• _Written instruction 1_
Render this sentence from the text on synthetic control methods into Spanish: "The SCM estimator constructs a weighted combination of control units to approximate the treated unit pre-treatment."
• _Written instruction 2_
Pick up the text on synthetic control methods after its last line and write the next part.

— START Extract to read —

Causal Inference and Market Experiment Design with MLSYNTH

Jared Greathouse

Introduction

Jared Amani Greathouse
- PhD Candidate, Public Policy, Georgia State University
- Advisor: Jason Coupet
- Specialization: Econometrics and Causal Inference
- Focus: Synthetic Control Methods, High-Dimensional Panel Data, Machine Learning for Treatment Effects

Classic Synthetic Control Model

The SCM estimator constructs a weighted combination of control units to approximate the treated unit pre-treatment. It solves:

\[ \mathbf{w}^{\mathrm{SCM}} = \underset{\mathbf{w} \in \mathcal{W}_{\mathrm{conv}}}{\operatorname*{argmin}} \; \left\| \mathbf{y}_1 - \mathbf{Y}_0 \mathbf{w} \right\|_2^2, \quad \mathcal{W}_{\mathrm{conv}} = \{\mathbf{w} \ge 0, \; \mathbf{1}^\top \mathbf{w} = 1 \} \]

Treated unit: \(\mathbf{y}_1\)
Donor/control units: \(\mathbf{Y}_0\)

— END Extract to read —
— START Provided material —

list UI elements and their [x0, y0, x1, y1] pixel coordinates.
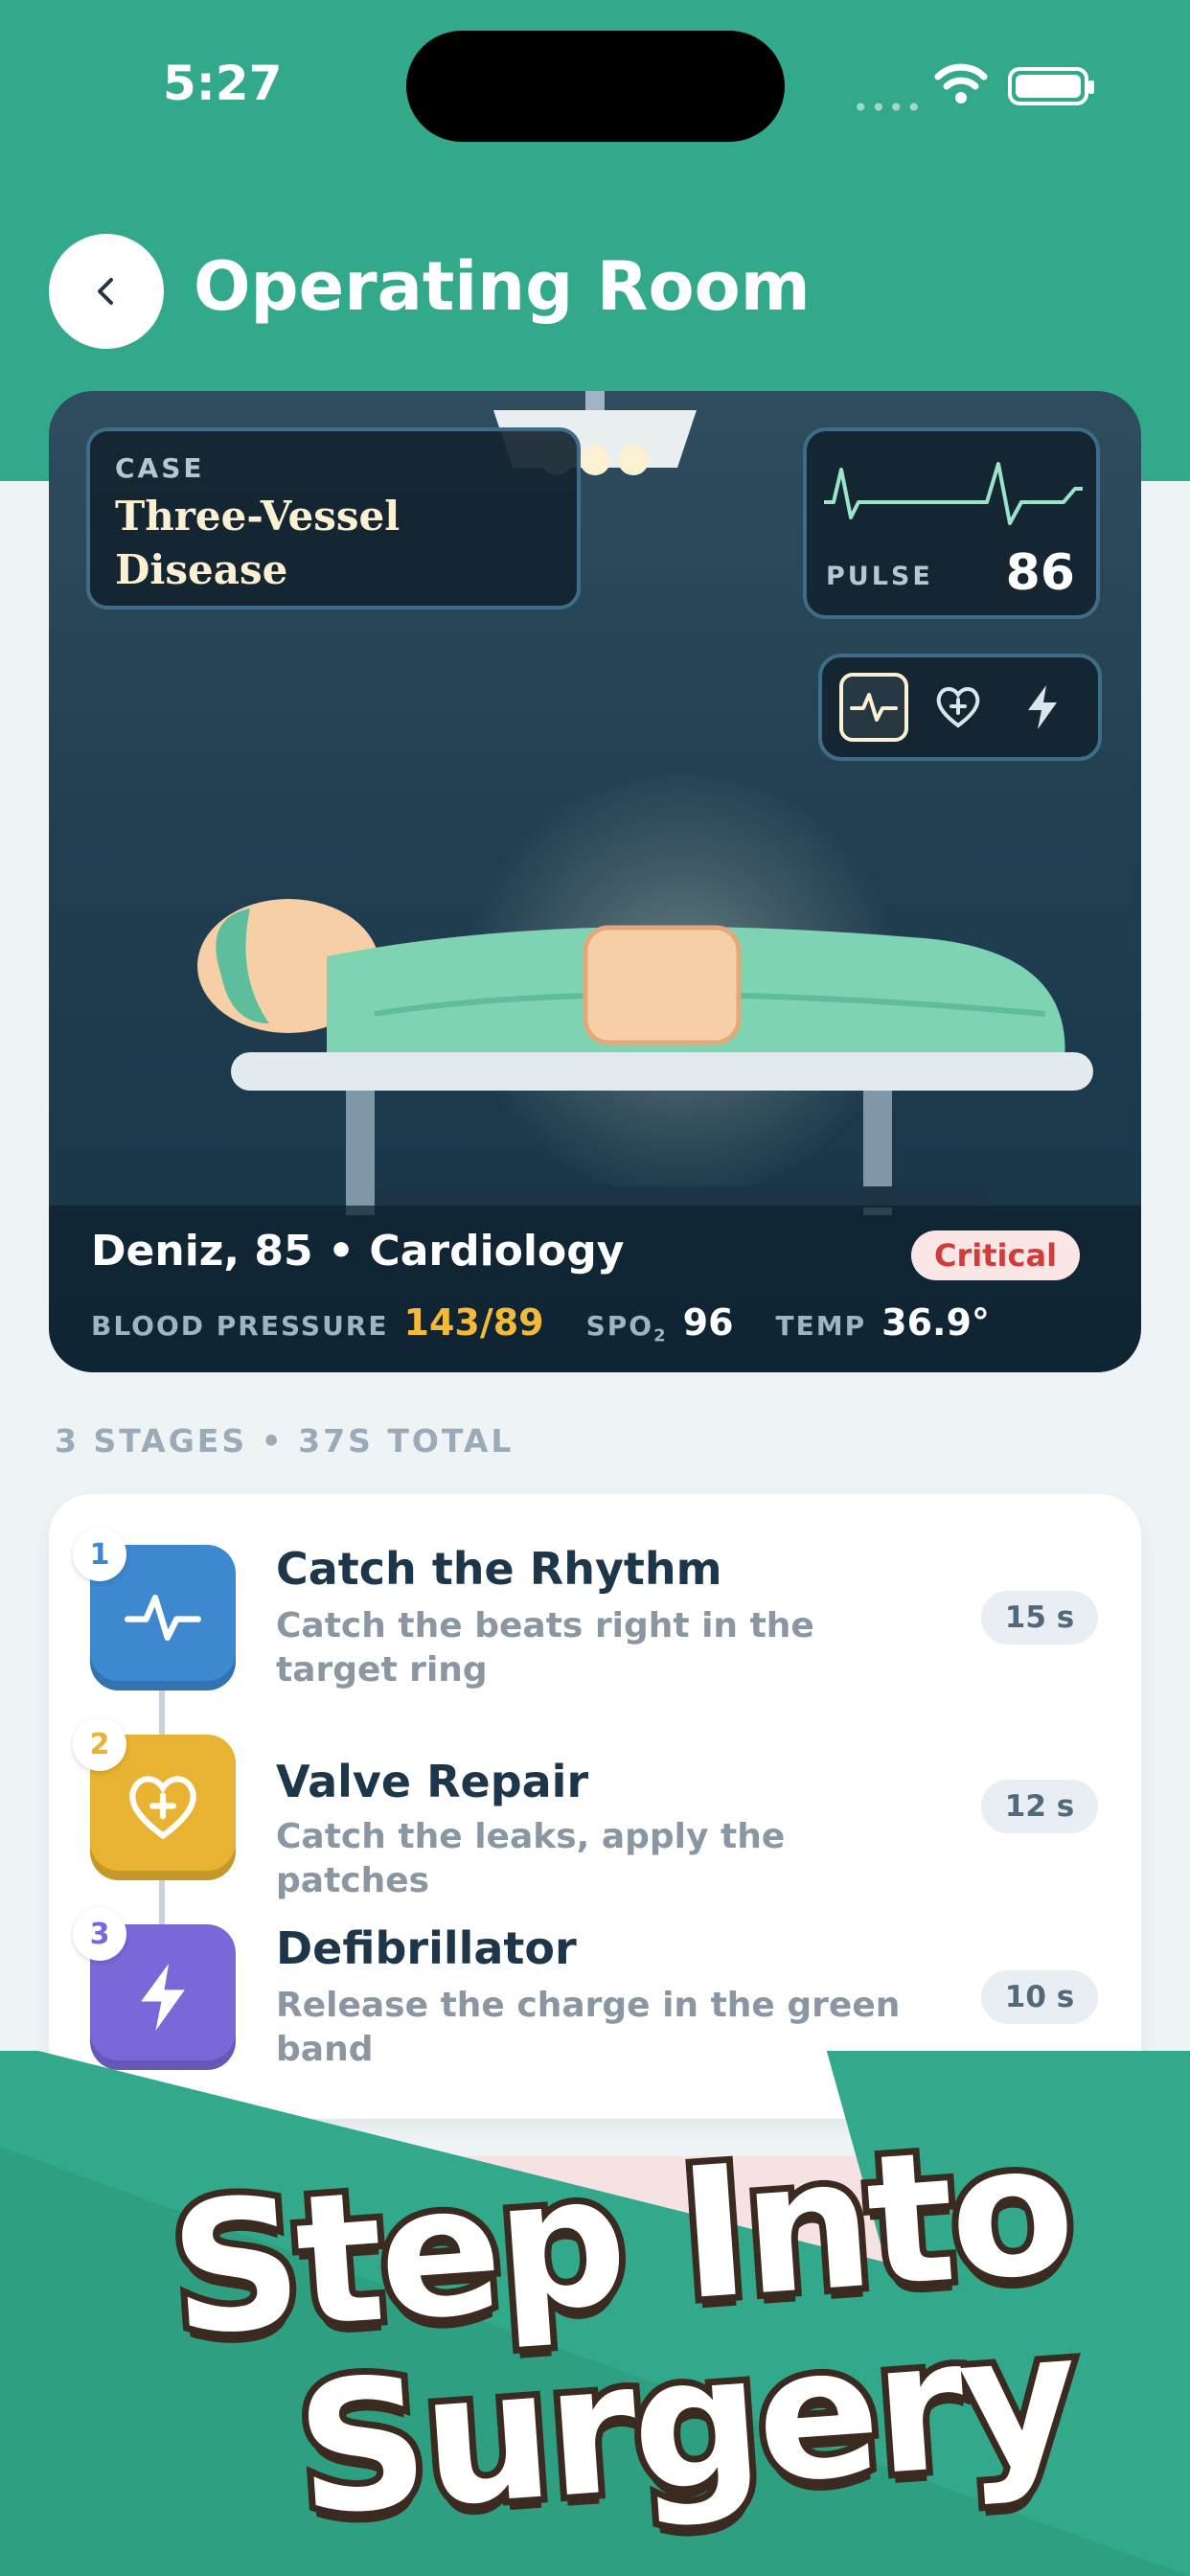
ecg-trace-icon	[824, 462, 1083, 525]
temp-label: TEMP	[775, 1310, 867, 1342]
stage-1-duration: 15 s	[981, 1591, 1098, 1644]
bolt-icon	[1028, 685, 1057, 729]
temp-value: 36.9°	[881, 1301, 990, 1344]
case-panel: CASE Three-Vessel Disease	[86, 427, 581, 610]
minigame-icon-tray	[818, 654, 1102, 761]
vitals-row: BLOOD PRESSURE 143/89 SPO2 96 TEMP 36.9°	[91, 1301, 1032, 1346]
heartbeat-icon	[125, 1595, 201, 1641]
chevron-left-icon	[98, 278, 113, 305]
operating-table-illustration	[197, 899, 1093, 1215]
bolt-icon	[141, 1964, 185, 2031]
signal-icon: ••••	[853, 92, 925, 124]
stage-1-number: 1	[73, 1528, 126, 1581]
stage-2-number: 2	[73, 1717, 126, 1771]
pulse-label: PULSE	[826, 562, 933, 591]
case-name-line2: Disease	[115, 546, 288, 593]
pulse-monitor: PULSE 86	[803, 427, 1100, 619]
bp-label: BLOOD PRESSURE	[91, 1310, 389, 1342]
wifi-icon	[934, 63, 988, 104]
back-button[interactable]	[49, 234, 164, 349]
stage-3-duration: 10 s	[981, 1970, 1098, 2024]
stages-summary: 3 STAGES • 37S TOTAL	[55, 1422, 515, 1460]
case-name-line1: Three-Vessel	[115, 493, 400, 540]
stage-connector	[159, 1687, 165, 1736]
battery-icon	[1008, 67, 1094, 105]
pulse-value: 86	[1005, 544, 1075, 602]
tray-valve-button[interactable]	[924, 673, 993, 742]
stage-1-description: Catch the beats right in the target ring	[276, 1606, 814, 1690]
stage-connector	[159, 1876, 165, 1926]
status-badge: Critical	[911, 1230, 1081, 1280]
stage-2-description: Catch the leaks, apply the patches	[276, 1817, 786, 1900]
stage-3-number: 3	[73, 1907, 126, 1961]
page-title: Operating Room	[194, 247, 811, 326]
spo2-value: 96	[682, 1301, 734, 1344]
stage-2-title: Valve Repair	[276, 1756, 589, 1807]
heart-plus-icon	[936, 687, 980, 728]
stage-3-title: Defibrillator	[276, 1922, 577, 1974]
tray-heartbeat-button[interactable]	[839, 673, 908, 742]
patient-summary: Deniz, 85 • Cardiology	[91, 1227, 625, 1276]
stage-1-title: Catch the Rhythm	[276, 1543, 722, 1595]
heart-plus-icon	[129, 1776, 196, 1840]
spo2-label: SPO2	[585, 1310, 668, 1346]
case-label: CASE	[115, 452, 205, 484]
stage-2-duration: 12 s	[981, 1780, 1098, 1833]
operating-room-scene: CASE Three-Vessel Disease PULSE 86 Deniz…	[49, 391, 1141, 1372]
tray-defib-button[interactable]	[1008, 673, 1077, 742]
case-name: Three-Vessel Disease	[115, 490, 552, 597]
status-time: 5:27	[163, 56, 283, 111]
bp-value: 143/89	[403, 1301, 544, 1344]
heartbeat-icon	[850, 693, 898, 722]
dynamic-island	[406, 31, 785, 142]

— END Provided material —

• _Reply 1_
El estimador SCM construye una combinación ponderada de unidades de control para aproximar la unidad tratada antes del tratamiento.

• _Reply 2_
Constraint: weights are non-negative and sum to 1

The synthetic control prediction for any time \(t\) is

\[ \hat{\mathbf{y}}_1^{\mathrm{SCM}} = \mathbf{Y}_0 \mathbf{w}^{\mathrm{SCM}} = \sum_{j \in \mathcal{J}_0} w_j^{\mathrm{SCM}} \, y_{jt} \]

Intuition: A weighted average of controls can resemble the treated unit better than any single control or the simple mean of all controls. Deviations post-treatment estimate the causal effect.

My Work

Developed mlsynth, the largest Python SCM package to date

What Makes MLSYNTH Special

Suite of tools for policy evaluation using panel data
Supports dozens of estimators, using techniques from matrix factorization methods to forward selection and proximal inference methods
Consolidates numerous SCMs across multiple software ecosystems into Python with one singular syntax (e.g., R or MATLAB).

pip install -U git+https://github.com/jgreathouse9/mlsynth.git

Offers a simple syntax where uses have a treatment indicator, and unit and time column, and a numerioc outcome in a pandas dataframe.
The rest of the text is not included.